» **WHAT YOU SHOULD DO**
Only the number is wanted: how many lines of these entries contain the word "мероприятий"?

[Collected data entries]
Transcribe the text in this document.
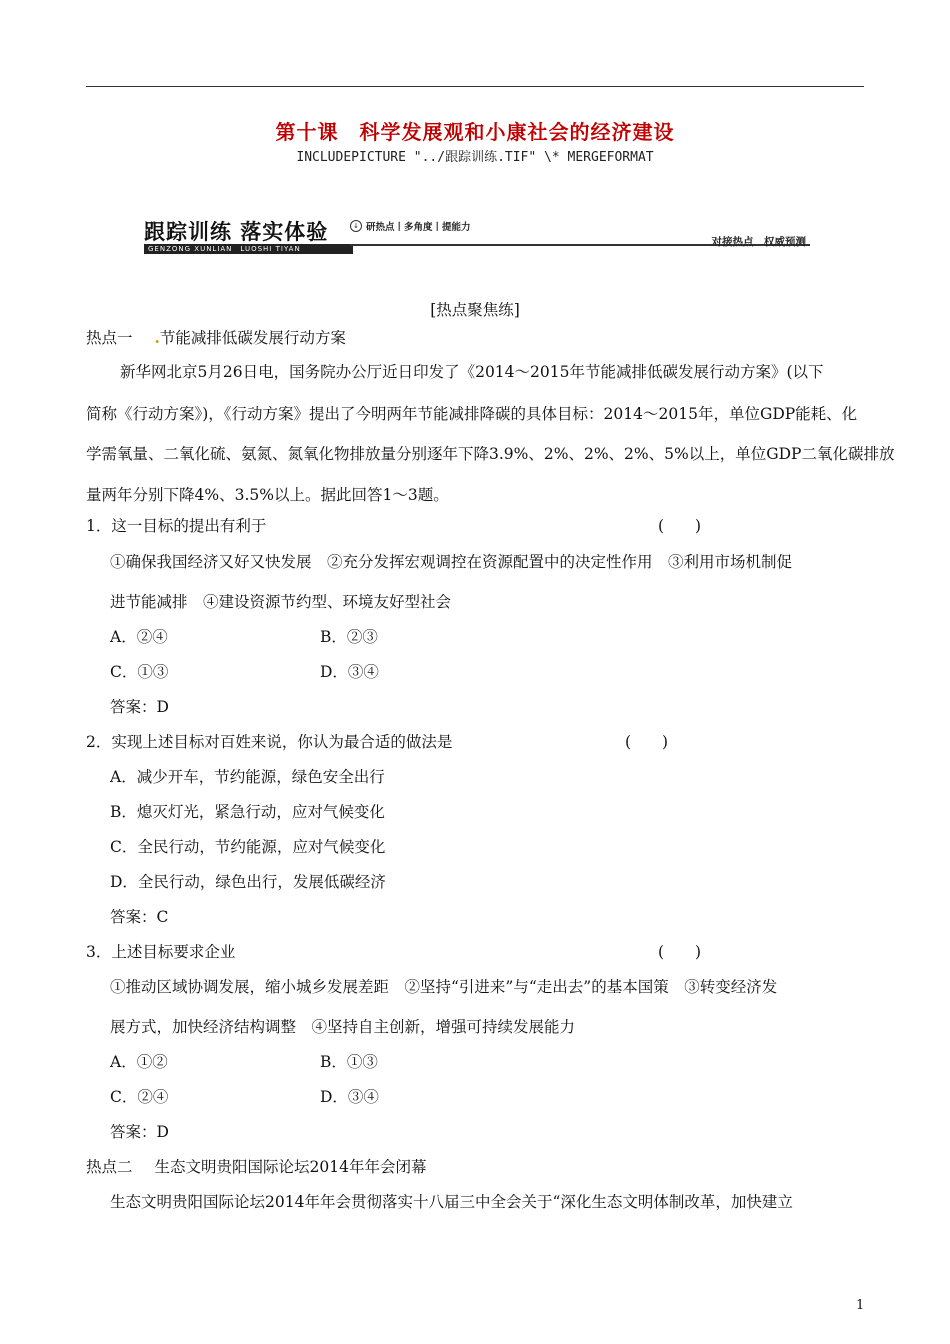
第十课　科学发展观和小康社会的经济建设
INCLUDEPICTURE "../跟踪训练.TIF" \* MERGEFORMAT
跟踪训练 落实体验
GENZONG XUNLIAN　LUOSHI TIYAN
↓ 研热点丨多角度丨提能力
对接热点　权威预测
[热点聚焦练]
热点一 .节能减排低碳发展行动方案
新华网北京5月26日电，国务院办公厅近日印发了《2014～2015年节能减排低碳发展行动方案》(以下
简称《行动方案》)，《行动方案》提出了今明两年节能减排降碳的具体目标：2014～2015年，单位GDP能耗、化
学需氧量、二氧化硫、氨氮、氮氧化物排放量分别逐年下降3.9%、2%、2%、2%、5%以上，单位GDP二氧化碳排放
量两年分别下降4%、3.5%以上。据此回答1～3题。
1．这一目标的提出有利于	(　　)
①确保我国经济又好又快发展　②充分发挥宏观调控在资源配置中的决定性作用　③利用市场机制促
进节能减排　④建设资源节约型、环境友好型社会
A．②④	B．②③
C．①③	D．③④
答案：D
2．实现上述目标对百姓来说，你认为最合适的做法是	(　　)
A．减少开车，节约能源，绿色安全出行
B．熄灭灯光，紧急行动，应对气候变化
C．全民行动，节约能源，应对气候变化
D．全民行动，绿色出行，发展低碳经济
答案：C
3．上述目标要求企业	(　　)
①推动区域协调发展，缩小城乡发展差距　②坚持“引进来”与“走出去”的基本国策　③转变经济发
展方式，加快经济结构调整　④坚持自主创新，增强可持续发展能力
A．①②	B．①③
C．②④	D．③④
答案：D
热点二 生态文明贵阳国际论坛2014年年会闭幕
生态文明贵阳国际论坛2014年年会贯彻落实十八届三中全会关于“深化生态文明体制改革，加快建立
1
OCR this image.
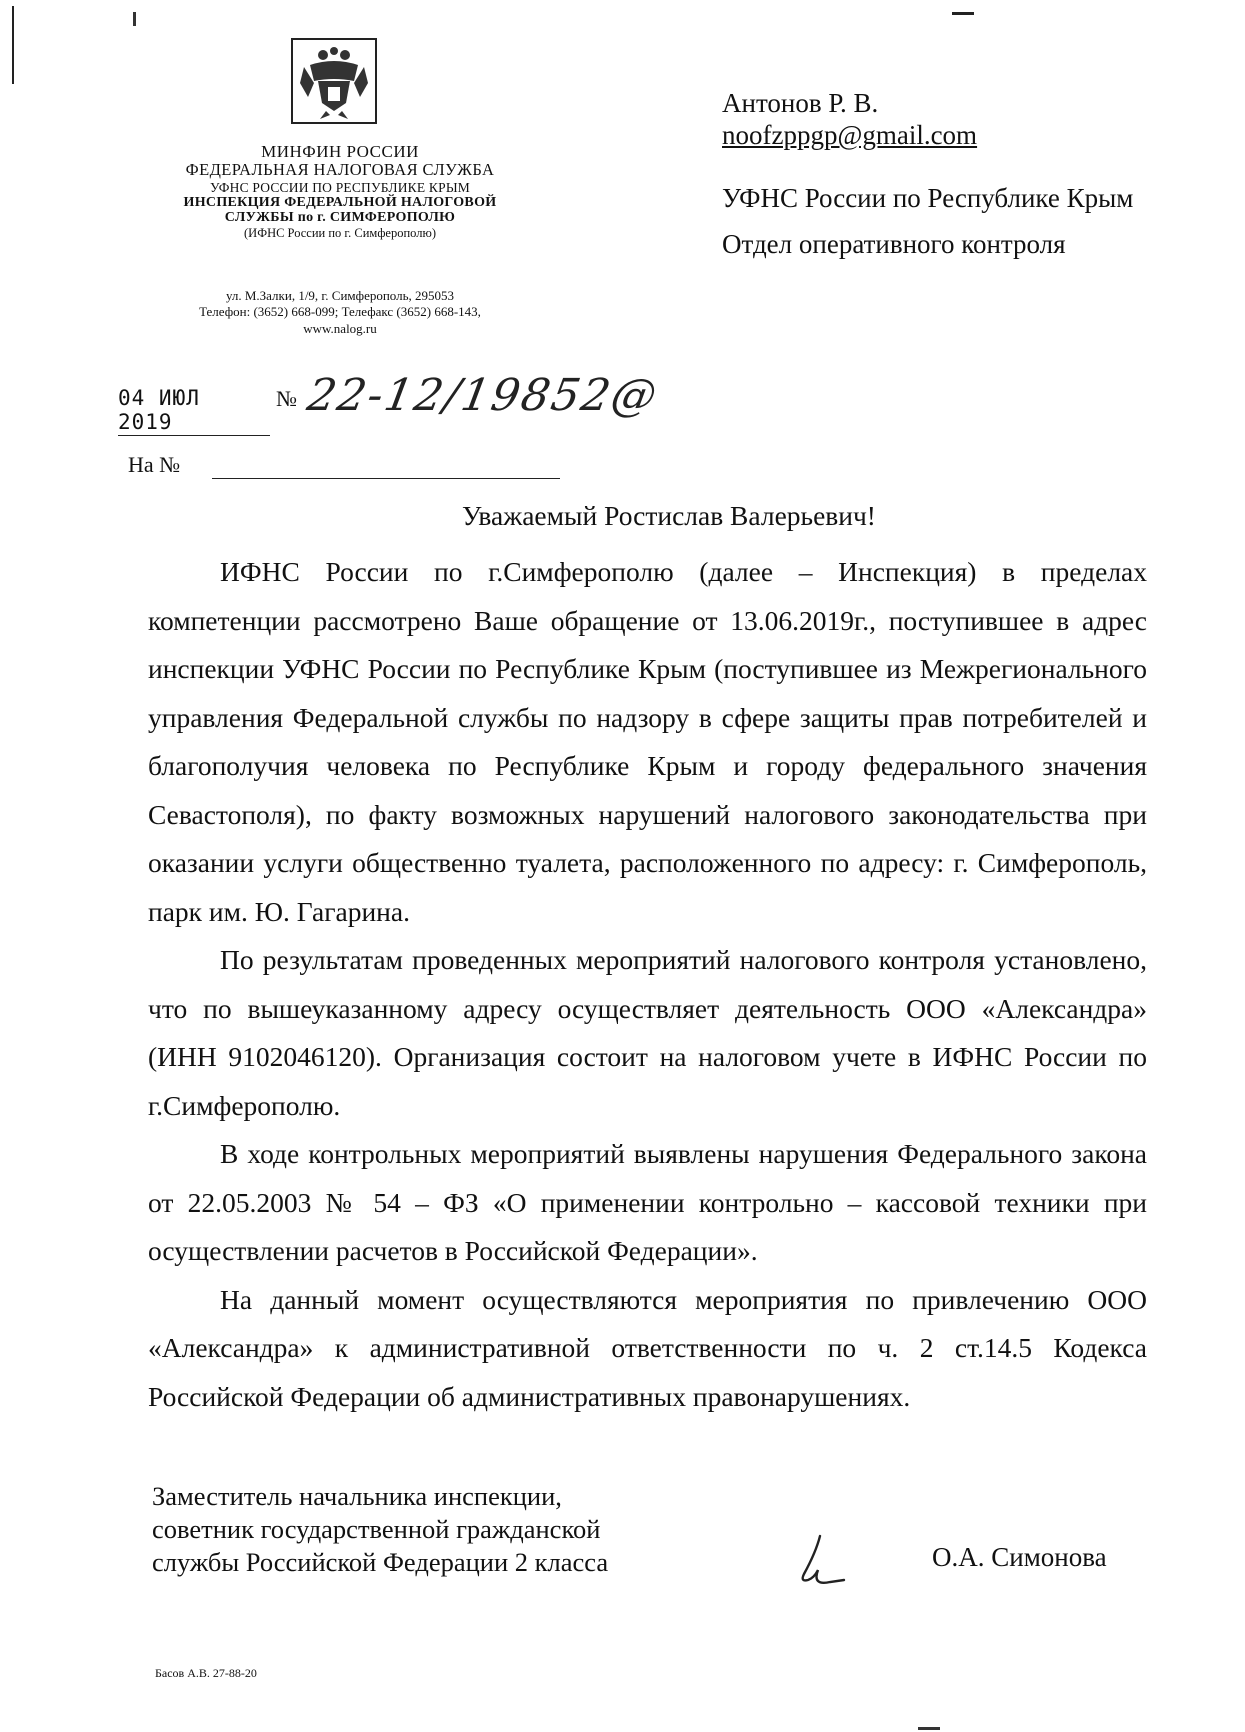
МИНФИН РОССИИ
ФЕДЕРАЛЬНАЯ НАЛОГОВАЯ СЛУЖБА
УФНС РОССИИ ПО РЕСПУБЛИКЕ КРЫМ
ИНСПЕКЦИЯ ФЕДЕРАЛЬНОЙ НАЛОГОВОЙ
СЛУЖБЫ по г. СИМФЕРОПОЛЮ
(ИФНС России по г. Симферополю)
ул. М.Залки, 1/9, г. Симферополь, 295053
Телефон: (3652) 668-099; Телефакс (3652) 668-143,
www.nalog.ru
04 ИЮЛ 2019
№ 22-12/19852@
На №
Антонов Р. В.
noofzppgp@gmail.com
УФНС России по Республике Крым
Отдел оперативного контроля
Уважаемый Ростислав Валерьевич!

ИФНС России по г.Симферополю (далее – Инспекция) в пределах компетенции рассмотрено Ваше обращение от 13.06.2019г., поступившее в адрес инспекции УФНС России по Республике Крым (поступившее из Межрегионального управления Федеральной службы по надзору в сфере защиты прав потребителей и благополучия человека по Республике Крым и городу федерального значения Севастополя), по факту возможных нарушений налогового законодательства при оказании услуги общественно туалета, расположенного по адресу: г. Симферополь, парк им. Ю. Гагарина.

По результатам проведенных мероприятий налогового контроля установлено, что по вышеуказанному адресу осуществляет деятельность ООО «Александра» (ИНН 9102046120). Организация состоит на налоговом учете в ИФНС России по г.Симферополю.

В ходе контрольных мероприятий выявлены нарушения Федерального закона от 22.05.2003 № 54 – ФЗ «О применении контрольно – кассовой техники при осуществлении расчетов в Российской Федерации».

На данный момент осуществляются мероприятия по привлечению ООО «Александра» к административной ответственности по ч. 2 ст.14.5 Кодекса Российской Федерации об административных правонарушениях.

Заместитель начальника инспекции,
советник государственной гражданской
службы Российской Федерации 2 класса	О.А. Симонова
Басов А.В. 27-88-20
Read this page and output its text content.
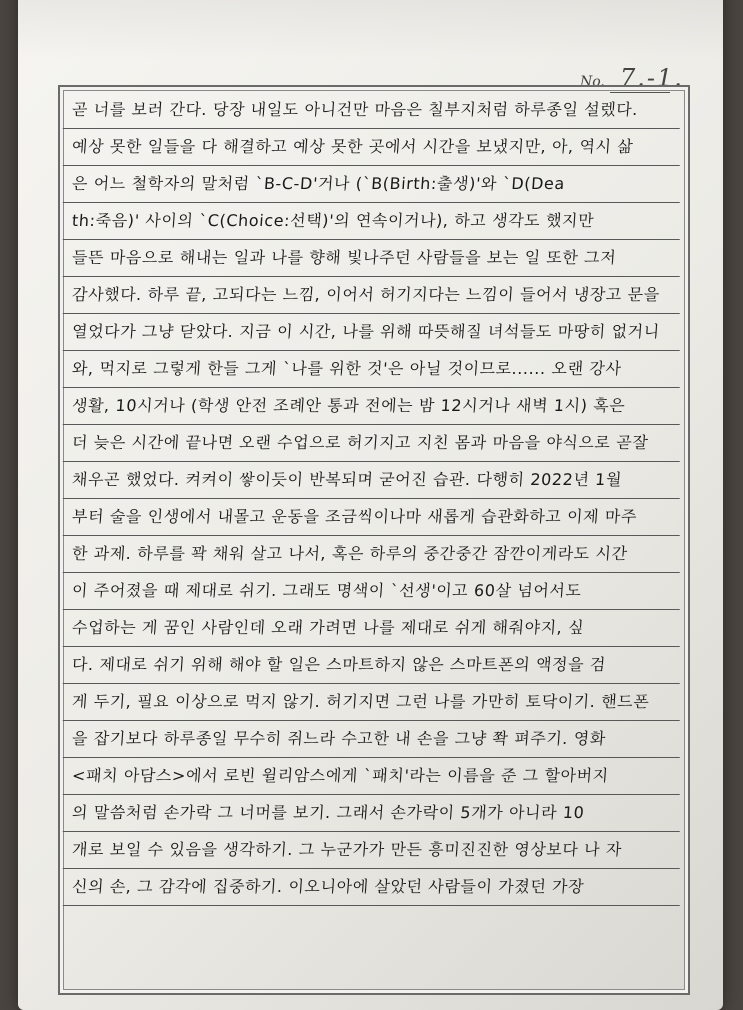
No. 7.-1.
곧 너를 보러 간다. 당장 내일도 아니건만 마음은 칠부지처럼 하루종일 설렜다.
예상 못한 일들을 다 해결하고 예상 못한 곳에서 시간을 보냈지만, 아, 역시 삶
은 어느 철학자의 말처럼 `B-C-D'거나 (`B(Birth:출생)'와 `D(Dea
th:죽음)' 사이의 `C(Choice:선택)'의 연속이거나), 하고 생각도 했지만
들뜬 마음으로 해내는 일과 나를 향해 빛나주던 사람들을 보는 일 또한 그저
감사했다. 하루 끝, 고되다는 느낌, 이어서 허기지다는 느낌이 들어서 냉장고 문을
열었다가 그냥 닫았다. 지금 이 시간, 나를 위해 따뜻해질 녀석들도 마땅히 없거니
와, 먹지로 그렇게 한들 그게 `나를 위한 것'은 아닐 것이므로...... 오랜 강사
생활, 10시거나 (학생 안전 조례안 통과 전에는 밤 12시거나 새벽 1시) 혹은
더 늦은 시간에 끝나면 오랜 수업으로 허기지고 지친 몸과 마음을 야식으로 곧잘
채우곤 했었다. 켜켜이 쌓이듯이 반복되며 굳어진 습관. 다행히 2022년 1월
부터 술을 인생에서 내몰고 운동을 조금씩이나마 새롭게 습관화하고 이제 마주
한 과제. 하루를 꽉 채워 살고 나서, 혹은 하루의 중간중간 잠깐이게라도 시간
이 주어졌을 때 제대로 쉬기. 그래도 명색이 `선생'이고 60살 넘어서도
수업하는 게 꿈인 사람인데 오래 가려면 나를 제대로 쉬게 해줘야지, 싶
다. 제대로 쉬기 위해 해야 할 일은 스마트하지 않은 스마트폰의 액정을 검
게 두기, 필요 이상으로 먹지 않기. 허기지면 그런 나를 가만히 토닥이기. 핸드폰
을 잡기보다 하루종일 무수히 쥐느라 수고한 내 손을 그냥 쫙 펴주기. 영화
<패치 아담스>에서 로빈 윌리암스에게 `패치'라는 이름을 준 그 할아버지
의 말씀처럼 손가락 그 너머를 보기. 그래서 손가락이 5개가 아니라 10
개로 보일 수 있음을 생각하기. 그 누군가가 만든 흥미진진한 영상보다 나 자
신의 손, 그 감각에 집중하기. 이오니아에 살았던 사람들이 가졌던 가장
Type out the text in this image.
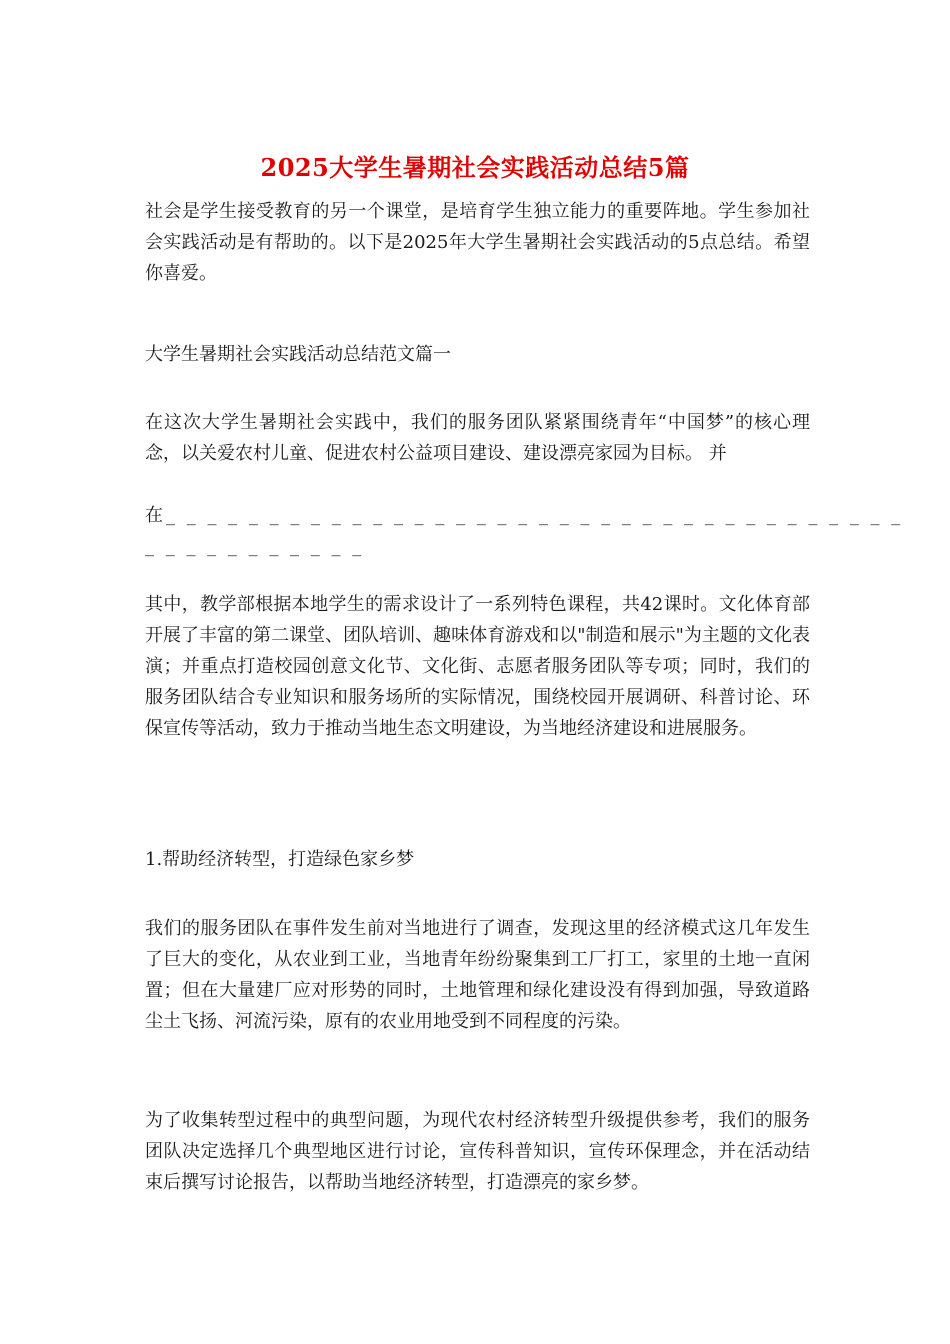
2025大学生暑期社会实践活动总结5篇

社会是学生接受教育的另一个课堂，是培育学生独立能力的重要阵地。学生参加社会实践活动是有帮助的。以下是2025年大学生暑期社会实践活动的5点总结。希望你喜爱。

大学生暑期社会实践活动总结范文篇一

在这次大学生暑期社会实践中，我们的服务团队紧紧围绕青年“中国梦”的核心理念，以关爱农村儿童、促进农村公益项目建设、建设漂亮家园为目标。 并

在_ _ _ _ _ _ _ _ _ _ _ _ _ _ _ _ _ _ _ _ _ _ _ _ _ _ _ _ _ _ _ _ _ _ _ _

_ _ _ _ _ _ _ _ _ _ _

其中，教学部根据本地学生的需求设计了一系列特色课程，共42课时。文化体育部开展了丰富的第二课堂、团队培训、趣味体育游戏和以"制造和展示"为主题的文化表演；并重点打造校园创意文化节、文化街、志愿者服务团队等专项；同时，我们的服务团队结合专业知识和服务场所的实际情况，围绕校园开展调研、科普讨论、环保宣传等活动，致力于推动当地生态文明建设，为当地经济建设和进展服务。

1.帮助经济转型，打造绿色家乡梦

我们的服务团队在事件发生前对当地进行了调查，发现这里的经济模式这几年发生了巨大的变化，从农业到工业，当地青年纷纷聚集到工厂打工，家里的土地一直闲置；但在大量建厂应对形势的同时，土地管理和绿化建设没有得到加强，导致道路尘土飞扬、河流污染，原有的农业用地受到不同程度的污染。

为了收集转型过程中的典型问题，为现代农村经济转型升级提供参考，我们的服务团队决定选择几个典型地区进行讨论，宣传科普知识，宣传环保理念，并在活动结束后撰写讨论报告，以帮助当地经济转型，打造漂亮的家乡梦。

» **WORKED ANSWER**
2